>>>

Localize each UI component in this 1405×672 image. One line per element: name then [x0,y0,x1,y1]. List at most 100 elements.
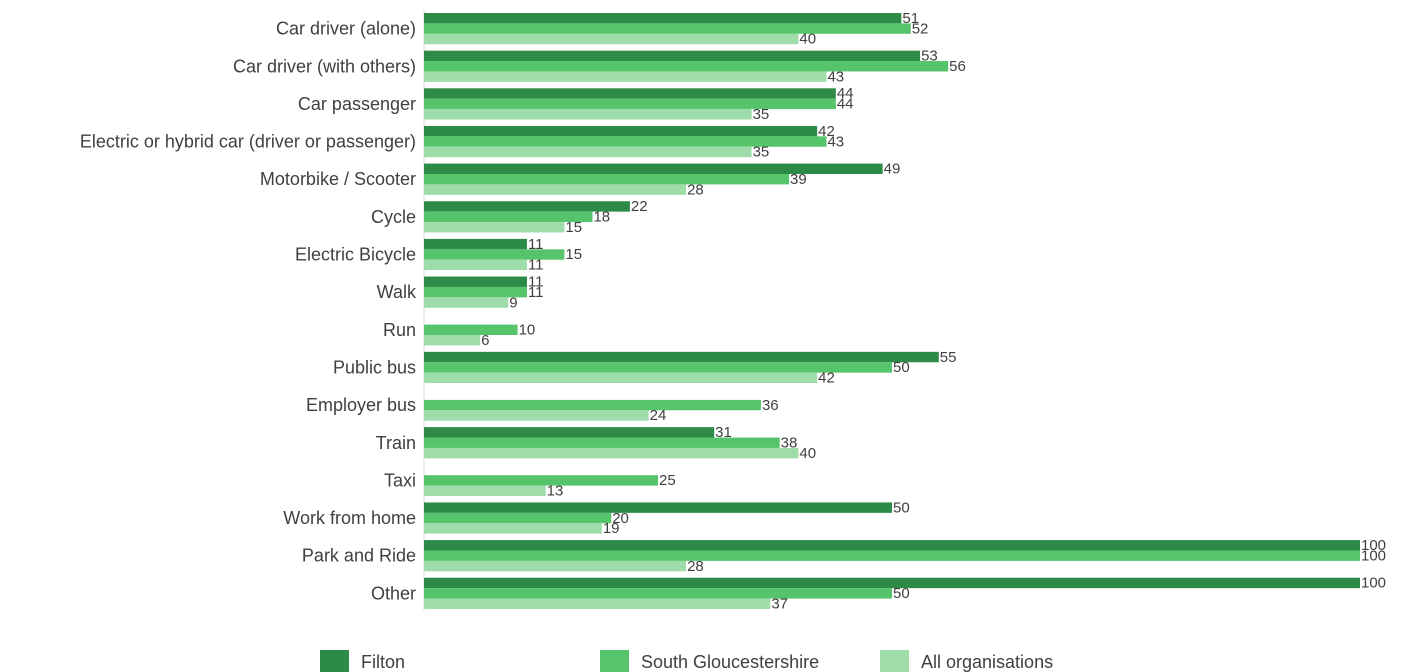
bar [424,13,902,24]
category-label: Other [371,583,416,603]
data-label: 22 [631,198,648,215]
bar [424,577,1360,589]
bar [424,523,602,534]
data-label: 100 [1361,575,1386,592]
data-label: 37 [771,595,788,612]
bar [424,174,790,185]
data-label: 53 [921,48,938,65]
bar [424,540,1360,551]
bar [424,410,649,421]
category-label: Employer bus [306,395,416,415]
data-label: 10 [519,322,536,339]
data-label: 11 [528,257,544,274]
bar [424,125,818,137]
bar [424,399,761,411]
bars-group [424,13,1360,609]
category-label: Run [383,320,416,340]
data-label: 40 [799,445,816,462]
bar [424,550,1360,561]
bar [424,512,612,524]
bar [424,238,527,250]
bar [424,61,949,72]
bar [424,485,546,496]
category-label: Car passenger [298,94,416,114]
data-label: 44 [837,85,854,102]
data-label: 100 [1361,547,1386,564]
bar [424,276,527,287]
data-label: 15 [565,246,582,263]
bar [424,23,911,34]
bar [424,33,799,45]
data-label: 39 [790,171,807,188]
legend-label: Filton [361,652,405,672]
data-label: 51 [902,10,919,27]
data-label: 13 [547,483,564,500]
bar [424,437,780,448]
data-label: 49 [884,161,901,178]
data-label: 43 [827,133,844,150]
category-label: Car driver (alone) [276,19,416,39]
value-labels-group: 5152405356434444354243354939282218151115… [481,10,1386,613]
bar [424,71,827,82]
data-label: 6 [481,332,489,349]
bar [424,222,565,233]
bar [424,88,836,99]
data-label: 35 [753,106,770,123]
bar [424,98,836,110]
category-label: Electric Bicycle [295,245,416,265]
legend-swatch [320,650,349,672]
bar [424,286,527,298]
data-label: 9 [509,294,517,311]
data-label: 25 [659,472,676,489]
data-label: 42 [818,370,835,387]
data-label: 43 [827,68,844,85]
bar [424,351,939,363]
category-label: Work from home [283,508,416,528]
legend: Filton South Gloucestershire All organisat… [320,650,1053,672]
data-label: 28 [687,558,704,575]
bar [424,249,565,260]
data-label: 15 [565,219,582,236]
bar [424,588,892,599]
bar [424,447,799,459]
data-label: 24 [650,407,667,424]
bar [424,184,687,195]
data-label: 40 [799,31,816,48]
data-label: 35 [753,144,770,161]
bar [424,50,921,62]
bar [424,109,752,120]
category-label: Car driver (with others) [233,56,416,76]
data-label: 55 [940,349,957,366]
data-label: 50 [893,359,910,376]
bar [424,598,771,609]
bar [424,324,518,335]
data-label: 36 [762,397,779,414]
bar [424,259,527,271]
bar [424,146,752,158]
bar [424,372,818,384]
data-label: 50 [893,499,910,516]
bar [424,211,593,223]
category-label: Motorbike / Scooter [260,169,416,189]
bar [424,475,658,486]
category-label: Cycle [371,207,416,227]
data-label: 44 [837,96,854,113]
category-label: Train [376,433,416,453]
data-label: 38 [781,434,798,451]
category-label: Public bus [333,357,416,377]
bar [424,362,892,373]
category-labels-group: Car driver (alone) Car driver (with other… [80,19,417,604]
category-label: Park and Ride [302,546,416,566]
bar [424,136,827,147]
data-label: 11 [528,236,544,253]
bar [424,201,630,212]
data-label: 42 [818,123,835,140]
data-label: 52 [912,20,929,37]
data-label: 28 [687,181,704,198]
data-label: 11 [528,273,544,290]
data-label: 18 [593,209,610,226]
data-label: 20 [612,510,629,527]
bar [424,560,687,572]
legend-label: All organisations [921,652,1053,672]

<<<
>>>

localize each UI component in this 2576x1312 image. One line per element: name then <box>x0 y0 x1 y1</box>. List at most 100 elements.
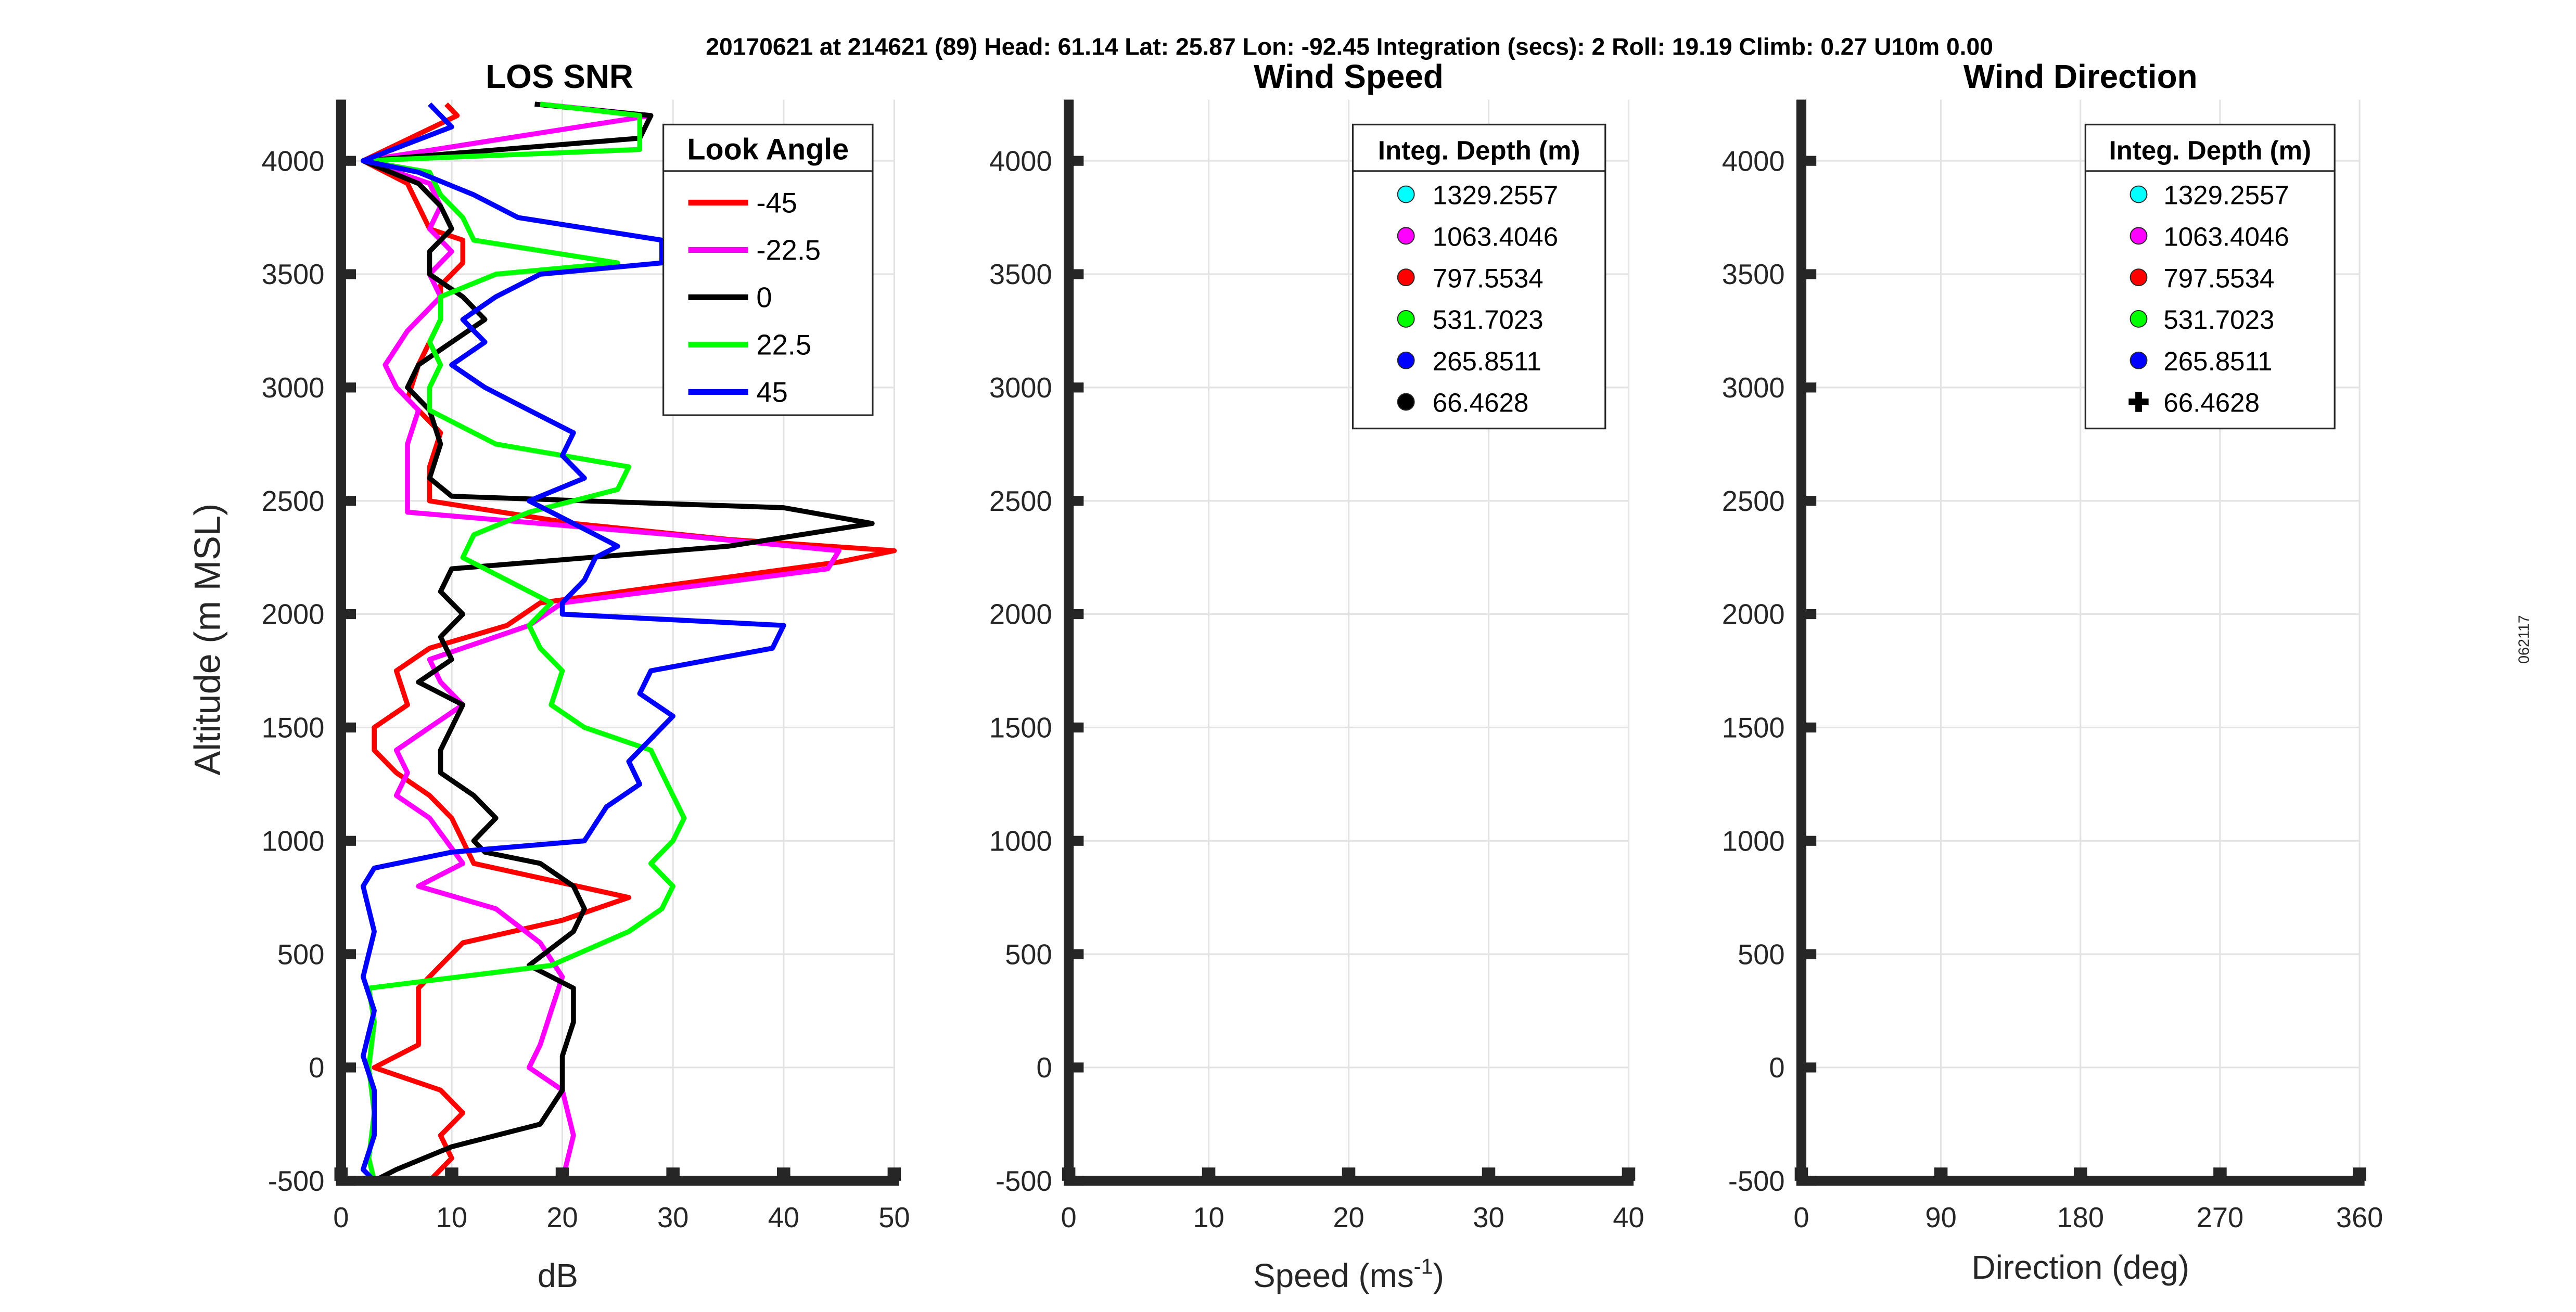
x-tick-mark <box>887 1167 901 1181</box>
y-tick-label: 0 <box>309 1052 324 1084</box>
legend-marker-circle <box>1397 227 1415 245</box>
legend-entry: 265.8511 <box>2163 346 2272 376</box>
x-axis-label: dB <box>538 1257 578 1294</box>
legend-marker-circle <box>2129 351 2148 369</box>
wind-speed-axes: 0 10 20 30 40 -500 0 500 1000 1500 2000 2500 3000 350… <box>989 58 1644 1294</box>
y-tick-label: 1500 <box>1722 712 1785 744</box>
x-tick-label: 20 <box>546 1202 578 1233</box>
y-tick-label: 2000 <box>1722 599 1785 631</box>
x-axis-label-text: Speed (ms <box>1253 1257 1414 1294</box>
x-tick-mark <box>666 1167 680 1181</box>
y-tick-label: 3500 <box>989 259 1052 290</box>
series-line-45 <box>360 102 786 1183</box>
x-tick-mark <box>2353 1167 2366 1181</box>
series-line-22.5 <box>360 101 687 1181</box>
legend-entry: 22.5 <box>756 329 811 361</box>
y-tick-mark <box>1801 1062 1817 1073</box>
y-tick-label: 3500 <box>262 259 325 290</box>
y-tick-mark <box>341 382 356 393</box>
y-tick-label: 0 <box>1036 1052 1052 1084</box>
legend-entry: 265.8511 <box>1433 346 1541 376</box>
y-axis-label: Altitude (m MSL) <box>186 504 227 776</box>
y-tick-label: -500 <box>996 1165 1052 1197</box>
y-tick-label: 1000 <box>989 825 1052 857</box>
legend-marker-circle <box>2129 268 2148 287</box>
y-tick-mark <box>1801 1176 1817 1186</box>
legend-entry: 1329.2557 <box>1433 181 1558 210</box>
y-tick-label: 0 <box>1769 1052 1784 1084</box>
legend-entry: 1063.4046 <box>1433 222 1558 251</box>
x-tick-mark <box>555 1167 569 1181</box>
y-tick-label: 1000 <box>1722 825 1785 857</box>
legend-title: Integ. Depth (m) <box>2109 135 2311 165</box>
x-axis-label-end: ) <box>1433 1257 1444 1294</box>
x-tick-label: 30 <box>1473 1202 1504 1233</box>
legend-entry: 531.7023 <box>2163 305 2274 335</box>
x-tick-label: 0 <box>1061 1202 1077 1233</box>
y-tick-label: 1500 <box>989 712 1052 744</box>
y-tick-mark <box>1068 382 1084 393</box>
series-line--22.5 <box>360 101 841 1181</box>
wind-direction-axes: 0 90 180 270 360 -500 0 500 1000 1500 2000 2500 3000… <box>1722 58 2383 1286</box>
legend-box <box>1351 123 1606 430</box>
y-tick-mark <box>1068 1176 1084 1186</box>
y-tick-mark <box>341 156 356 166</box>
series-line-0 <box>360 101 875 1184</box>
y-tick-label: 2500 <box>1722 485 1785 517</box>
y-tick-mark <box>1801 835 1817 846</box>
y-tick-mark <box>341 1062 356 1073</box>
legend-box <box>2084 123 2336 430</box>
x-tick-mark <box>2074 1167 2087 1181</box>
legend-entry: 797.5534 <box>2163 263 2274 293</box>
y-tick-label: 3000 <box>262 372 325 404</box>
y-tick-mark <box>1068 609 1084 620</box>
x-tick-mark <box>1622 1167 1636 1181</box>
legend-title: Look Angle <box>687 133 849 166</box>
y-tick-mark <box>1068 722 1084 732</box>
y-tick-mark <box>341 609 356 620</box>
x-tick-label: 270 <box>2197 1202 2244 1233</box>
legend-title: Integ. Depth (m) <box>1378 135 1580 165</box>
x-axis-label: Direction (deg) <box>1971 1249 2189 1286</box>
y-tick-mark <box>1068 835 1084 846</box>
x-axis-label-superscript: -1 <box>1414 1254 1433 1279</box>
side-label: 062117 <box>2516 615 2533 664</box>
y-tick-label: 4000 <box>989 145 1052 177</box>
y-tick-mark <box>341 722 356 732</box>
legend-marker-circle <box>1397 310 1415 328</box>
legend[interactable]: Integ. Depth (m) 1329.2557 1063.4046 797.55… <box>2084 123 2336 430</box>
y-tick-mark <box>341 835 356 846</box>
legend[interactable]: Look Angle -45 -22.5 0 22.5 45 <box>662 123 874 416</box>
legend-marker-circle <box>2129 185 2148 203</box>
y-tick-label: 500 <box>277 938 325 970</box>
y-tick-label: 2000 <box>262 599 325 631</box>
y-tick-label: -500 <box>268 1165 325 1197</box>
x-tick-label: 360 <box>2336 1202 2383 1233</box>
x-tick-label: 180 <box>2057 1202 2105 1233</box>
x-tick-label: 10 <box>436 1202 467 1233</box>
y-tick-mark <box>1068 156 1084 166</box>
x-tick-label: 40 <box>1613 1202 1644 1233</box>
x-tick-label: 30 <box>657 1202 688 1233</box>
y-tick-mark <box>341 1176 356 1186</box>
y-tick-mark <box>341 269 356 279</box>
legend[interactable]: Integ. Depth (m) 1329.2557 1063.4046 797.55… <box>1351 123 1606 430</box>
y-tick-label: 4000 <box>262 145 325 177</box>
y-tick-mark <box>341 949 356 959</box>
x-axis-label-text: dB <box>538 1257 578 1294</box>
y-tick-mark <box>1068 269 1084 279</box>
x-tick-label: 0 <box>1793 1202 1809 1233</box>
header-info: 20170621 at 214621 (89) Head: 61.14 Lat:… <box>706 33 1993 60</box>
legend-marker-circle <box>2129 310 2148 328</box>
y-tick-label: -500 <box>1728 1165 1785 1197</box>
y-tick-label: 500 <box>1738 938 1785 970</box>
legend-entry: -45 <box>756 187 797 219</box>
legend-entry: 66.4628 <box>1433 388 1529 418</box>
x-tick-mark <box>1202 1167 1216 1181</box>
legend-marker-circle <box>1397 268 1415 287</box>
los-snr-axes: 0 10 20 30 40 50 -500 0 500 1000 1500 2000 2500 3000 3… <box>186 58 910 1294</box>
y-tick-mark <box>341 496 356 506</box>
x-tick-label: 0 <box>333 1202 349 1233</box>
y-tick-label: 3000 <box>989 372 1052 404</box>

<<<

• _Short exercise_: Reproduce the items starting with the line containing "bar [424,13,902,24]" and continuing through the line containing "category-label: Employer bus", switching "data-label" to "value-label" and leaving everything else unchanged.

• _Output_:
bar [424,13,902,24]
category-label: Other [371,583,416,603]
value-label: 22 [631,198,648,215]
bar [424,577,1360,589]
bar [424,523,602,534]
value-label: 100 [1361,575,1386,592]
value-label: 37 [771,595,788,612]
bar [424,174,790,185]
value-label: 53 [921,48,938,65]
bar [424,540,1360,551]
bar [424,410,649,421]
category-label: Employer bus [306,395,416,415]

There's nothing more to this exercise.